▶ **Stated task**
Transcribe the full listing below exactly.

[Items from a data source]
====================

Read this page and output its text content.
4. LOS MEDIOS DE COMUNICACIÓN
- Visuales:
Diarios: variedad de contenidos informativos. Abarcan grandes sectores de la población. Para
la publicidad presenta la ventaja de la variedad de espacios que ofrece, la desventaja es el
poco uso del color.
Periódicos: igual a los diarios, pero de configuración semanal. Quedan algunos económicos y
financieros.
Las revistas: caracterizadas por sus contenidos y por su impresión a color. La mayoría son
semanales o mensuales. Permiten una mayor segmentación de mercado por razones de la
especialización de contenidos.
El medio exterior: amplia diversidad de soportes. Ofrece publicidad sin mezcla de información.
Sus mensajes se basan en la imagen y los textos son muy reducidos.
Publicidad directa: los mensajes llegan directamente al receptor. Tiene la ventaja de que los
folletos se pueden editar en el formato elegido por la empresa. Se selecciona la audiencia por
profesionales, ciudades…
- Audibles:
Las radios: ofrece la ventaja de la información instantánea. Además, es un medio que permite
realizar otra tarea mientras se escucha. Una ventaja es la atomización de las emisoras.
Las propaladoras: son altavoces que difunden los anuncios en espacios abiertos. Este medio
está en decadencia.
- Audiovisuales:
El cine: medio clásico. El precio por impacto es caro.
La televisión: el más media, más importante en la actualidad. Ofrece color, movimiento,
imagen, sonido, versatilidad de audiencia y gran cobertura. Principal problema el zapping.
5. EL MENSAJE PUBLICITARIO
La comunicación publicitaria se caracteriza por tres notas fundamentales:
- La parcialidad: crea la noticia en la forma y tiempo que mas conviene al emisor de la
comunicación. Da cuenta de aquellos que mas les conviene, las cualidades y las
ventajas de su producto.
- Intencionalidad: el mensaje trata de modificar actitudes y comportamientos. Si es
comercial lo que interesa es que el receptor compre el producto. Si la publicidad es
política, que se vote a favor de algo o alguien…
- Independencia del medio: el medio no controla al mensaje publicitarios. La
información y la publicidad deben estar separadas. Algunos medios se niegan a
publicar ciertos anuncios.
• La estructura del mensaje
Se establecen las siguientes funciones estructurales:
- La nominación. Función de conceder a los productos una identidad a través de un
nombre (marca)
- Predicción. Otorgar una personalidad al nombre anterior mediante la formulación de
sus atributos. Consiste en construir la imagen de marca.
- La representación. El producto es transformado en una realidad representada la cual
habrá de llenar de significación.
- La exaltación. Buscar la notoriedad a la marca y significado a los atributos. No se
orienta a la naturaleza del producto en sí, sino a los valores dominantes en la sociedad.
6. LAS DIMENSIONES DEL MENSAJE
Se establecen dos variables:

====================

▶ **Response to this task**
Read this page and output its text content.
4. LOS MEDIOS DE COMUNICACIÓN
- Visuales:
Diarios: variedad de contenidos informativos. Abarcan grandes sectores de la población. Para
la publicidad presenta la ventaja de la variedad de espacios que ofrece, la desventaja es el
poco uso del color.
Periódicos: igual a los diarios, pero de configuración semanal. Quedan algunos económicos y
financieros.
Las revistas: caracterizadas por sus contenidos y por su impresión a color. La mayoría son
semanales o mensuales. Permiten una mayor segmentación de mercado por razones de la
especialización de contenidos.
El medio exterior: amplia diversidad de soportes. Ofrece publicidad sin mezcla de información.
Sus mensajes se basan en la imagen y los textos son muy reducidos.
Publicidad directa: los mensajes llegan directamente al receptor. Tiene la ventaja de que los
folletos se pueden editar en el formato elegido por la empresa. Se selecciona la audiencia por
profesionales, ciudades…
- Audibles:
Las radios: ofrece la ventaja de la información instantánea. Además, es un medio que permite
realizar otra tarea mientras se escucha. Una ventaja es la atomización de las emisoras.
Las propaladoras: son altavoces que difunden los anuncios en espacios abiertos. Este medio
está en decadencia.
- Audiovisuales:
El cine: medio clásico. El precio por impacto es caro.
La televisión: el más media, más importante en la actualidad. Ofrece color, movimiento,
imagen, sonido, versatilidad de audiencia y gran cobertura. Principal problema el zapping.
5. EL MENSAJE PUBLICITARIO
La comunicación publicitaria se caracteriza por tres notas fundamentales:
- La parcialidad: crea la noticia en la forma y tiempo que mas conviene al emisor de la
comunicación. Da cuenta de aquellos que mas les conviene, las cualidades y las
ventajas de su producto.
- Intencionalidad: el mensaje trata de modificar actitudes y comportamientos. Si es
comercial lo que interesa es que el receptor compre el producto. Si la publicidad es
política, que se vote a favor de algo o alguien…
- Independencia del medio: el medio no controla al mensaje publicitarios. La
información y la publicidad deben estar separadas. Algunos medios se niegan a
publicar ciertos anuncios.
• La estructura del mensaje
Se establecen las siguientes funciones estructurales:
- La nominación. Función de conceder a los productos una identidad a través de un
nombre (marca)
- Predicción. Otorgar una personalidad al nombre anterior mediante la formulación de
sus atributos. Consiste en construir la imagen de marca.
- La representación. El producto es transformado en una realidad representada la cual
habrá de llenar de significación.
- La exaltación. Buscar la notoriedad a la marca y significado a los atributos. No se
orienta a la naturaleza del producto en sí, sino a los valores dominantes en la sociedad.
6. LAS DIMENSIONES DEL MENSAJE
Se establecen dos variables:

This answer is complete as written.